● EXERCISE DIRECTIONS
Copy the records below, from the line containing "Give me a plain-text" through the last line; leave out pictures.

=== MATERIAL PROVIDED ===

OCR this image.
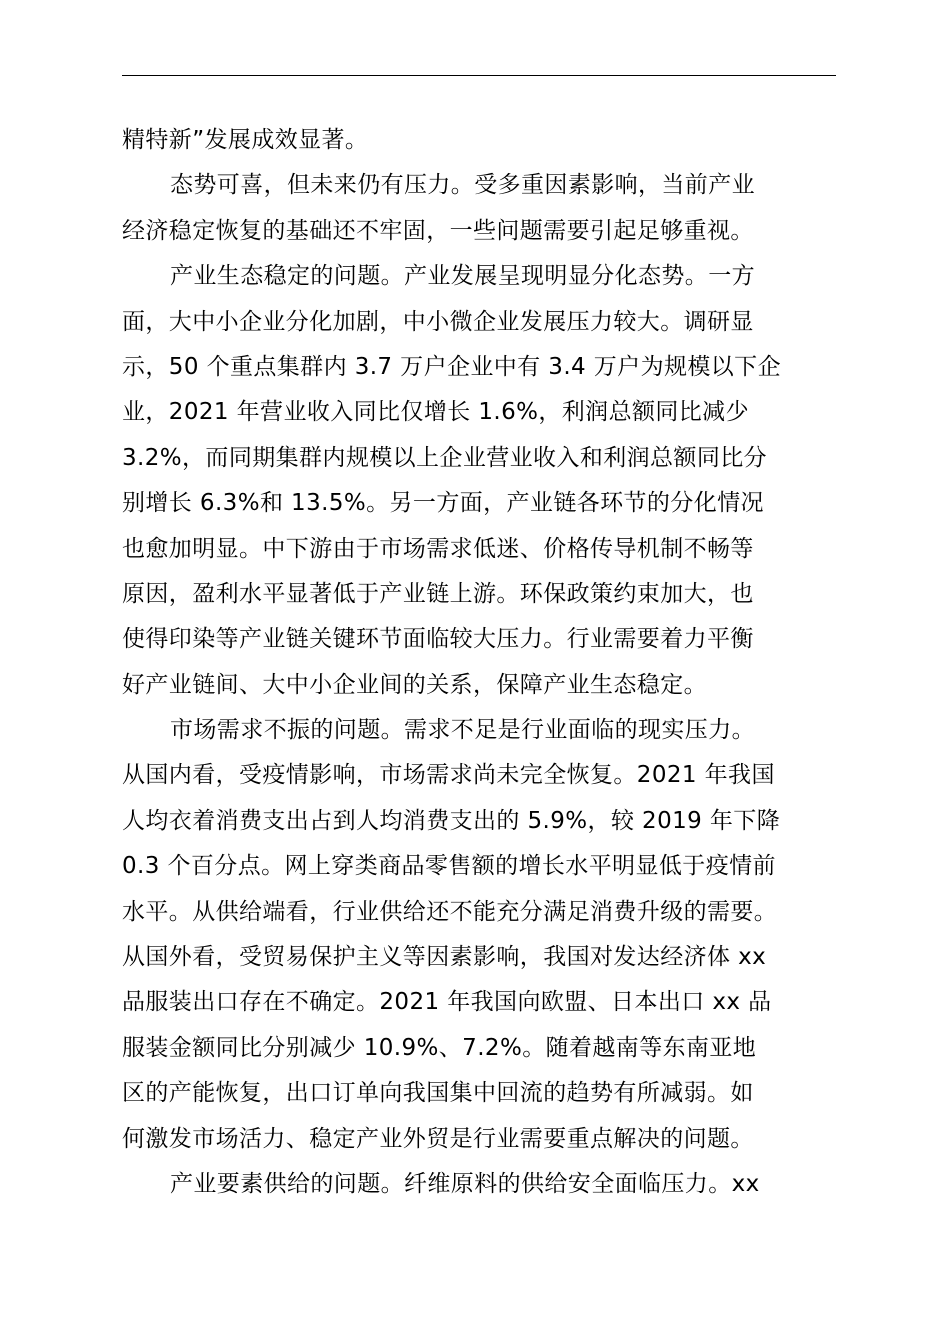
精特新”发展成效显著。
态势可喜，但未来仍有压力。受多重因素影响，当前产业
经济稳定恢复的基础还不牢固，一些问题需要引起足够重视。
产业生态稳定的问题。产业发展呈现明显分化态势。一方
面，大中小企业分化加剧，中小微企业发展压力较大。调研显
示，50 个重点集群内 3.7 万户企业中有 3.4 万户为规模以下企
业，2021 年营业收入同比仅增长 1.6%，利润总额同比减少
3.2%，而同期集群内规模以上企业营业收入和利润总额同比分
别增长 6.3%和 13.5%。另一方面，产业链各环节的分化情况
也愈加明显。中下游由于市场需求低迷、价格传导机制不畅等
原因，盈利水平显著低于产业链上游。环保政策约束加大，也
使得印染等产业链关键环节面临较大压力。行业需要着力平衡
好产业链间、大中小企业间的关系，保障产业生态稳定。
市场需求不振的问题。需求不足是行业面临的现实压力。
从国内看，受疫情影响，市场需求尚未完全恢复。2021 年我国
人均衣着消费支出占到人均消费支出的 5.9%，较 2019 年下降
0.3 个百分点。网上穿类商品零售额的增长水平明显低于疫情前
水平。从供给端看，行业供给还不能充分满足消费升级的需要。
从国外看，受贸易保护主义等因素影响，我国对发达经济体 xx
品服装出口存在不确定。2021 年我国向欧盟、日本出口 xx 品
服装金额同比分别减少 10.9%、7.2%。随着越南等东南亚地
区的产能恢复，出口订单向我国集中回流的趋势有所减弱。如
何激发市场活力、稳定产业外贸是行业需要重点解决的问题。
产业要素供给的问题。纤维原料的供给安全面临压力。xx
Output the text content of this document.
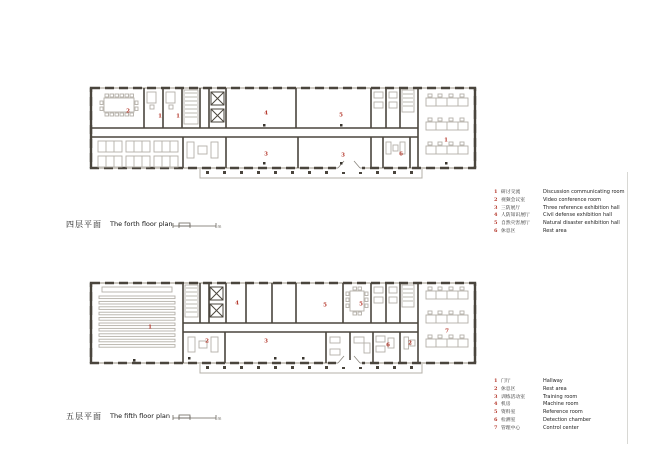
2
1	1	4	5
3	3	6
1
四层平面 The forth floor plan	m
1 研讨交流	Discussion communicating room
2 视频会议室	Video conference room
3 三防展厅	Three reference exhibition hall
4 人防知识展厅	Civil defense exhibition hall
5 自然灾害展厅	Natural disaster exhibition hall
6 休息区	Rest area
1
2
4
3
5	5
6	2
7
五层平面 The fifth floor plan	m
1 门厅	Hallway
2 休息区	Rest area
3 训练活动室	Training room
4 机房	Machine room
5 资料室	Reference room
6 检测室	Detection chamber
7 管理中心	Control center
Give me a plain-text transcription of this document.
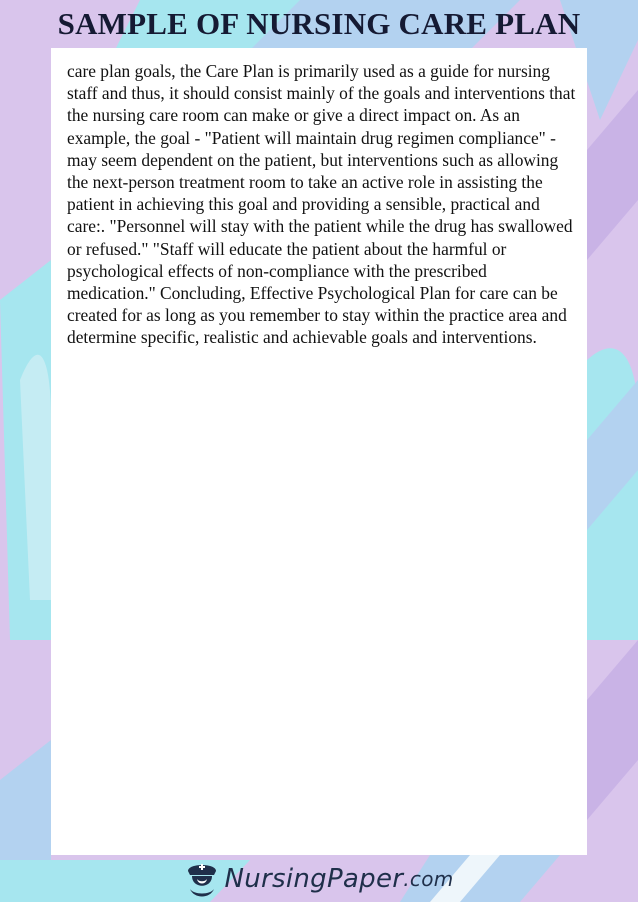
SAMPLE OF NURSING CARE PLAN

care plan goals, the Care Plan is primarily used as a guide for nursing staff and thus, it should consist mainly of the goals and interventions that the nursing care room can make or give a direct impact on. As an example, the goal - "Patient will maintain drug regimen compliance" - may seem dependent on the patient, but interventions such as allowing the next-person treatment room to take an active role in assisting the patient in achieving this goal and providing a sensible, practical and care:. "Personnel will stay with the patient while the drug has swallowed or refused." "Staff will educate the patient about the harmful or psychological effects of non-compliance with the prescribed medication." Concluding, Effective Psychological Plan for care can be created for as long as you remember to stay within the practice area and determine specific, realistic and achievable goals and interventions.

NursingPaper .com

===

● FULL ANSWER
Give me a plain-text transcription of this document.
SAMPLE OF NURSING CARE PLAN

care plan goals, the Care Plan is primarily used as a guide for nursing staff and thus, it should consist mainly of the goals and interventions that the nursing care room can make or give a direct impact on. As an example, the goal - "Patient will maintain drug regimen compliance" - may seem dependent on the patient, but interventions such as allowing the next-person treatment room to take an active role in assisting the patient in achieving this goal and providing a sensible, practical and care:. "Personnel will stay with the patient while the drug has swallowed or refused." "Staff will educate the patient about the harmful or psychological effects of non-compliance with the prescribed medication." Concluding, Effective Psychological Plan for care can be created for as long as you remember to stay within the practice area and determine specific, realistic and achievable goals and interventions.

NursingPaper .com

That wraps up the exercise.